• _Raw records_:

>> Start

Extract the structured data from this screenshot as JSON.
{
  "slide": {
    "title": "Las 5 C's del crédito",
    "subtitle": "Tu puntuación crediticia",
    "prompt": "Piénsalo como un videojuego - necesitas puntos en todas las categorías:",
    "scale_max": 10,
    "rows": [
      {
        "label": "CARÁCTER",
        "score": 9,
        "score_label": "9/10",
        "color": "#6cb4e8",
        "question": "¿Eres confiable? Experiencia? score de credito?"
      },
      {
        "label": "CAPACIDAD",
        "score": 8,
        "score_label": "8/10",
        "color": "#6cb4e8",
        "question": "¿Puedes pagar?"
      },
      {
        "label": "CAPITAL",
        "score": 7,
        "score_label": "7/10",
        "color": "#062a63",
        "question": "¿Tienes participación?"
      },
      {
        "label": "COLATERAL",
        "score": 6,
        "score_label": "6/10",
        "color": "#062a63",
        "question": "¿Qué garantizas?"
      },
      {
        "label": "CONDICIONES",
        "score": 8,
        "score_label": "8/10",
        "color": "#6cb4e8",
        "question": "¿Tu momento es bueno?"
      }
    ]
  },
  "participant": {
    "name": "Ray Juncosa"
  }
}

>> End

• _Given problem_:
All of the data must be returned exactly.

• _Answer to this task_:
Extract the structured data from this screenshot as JSON.
{
  "slide": {
    "title": "Las 5 C's del crédito",
    "subtitle": "Tu puntuación crediticia",
    "prompt": "Piénsalo como un videojuego - necesitas puntos en todas las categorías:",
    "scale_max": 10,
    "rows": [
      {
        "label": "CARÁCTER",
        "score": 9,
        "score_label": "9/10",
        "color": "#6cb4e8",
        "question": "¿Eres confiable? Experiencia? score de credito?"
      },
      {
        "label": "CAPACIDAD",
        "score": 8,
        "score_label": "8/10",
        "color": "#6cb4e8",
        "question": "¿Puedes pagar?"
      },
      {
        "label": "CAPITAL",
        "score": 7,
        "score_label": "7/10",
        "color": "#062a63",
        "question": "¿Tienes participación?"
      },
      {
        "label": "COLATERAL",
        "score": 6,
        "score_label": "6/10",
        "color": "#062a63",
        "question": "¿Qué garantizas?"
      },
      {
        "label": "CONDICIONES",
        "score": 8,
        "score_label": "8/10",
        "color": "#6cb4e8",
        "question": "¿Tu momento es bueno?"
      }
    ]
  },
  "participant": {
    "name": "Ray Juncosa"
  }
}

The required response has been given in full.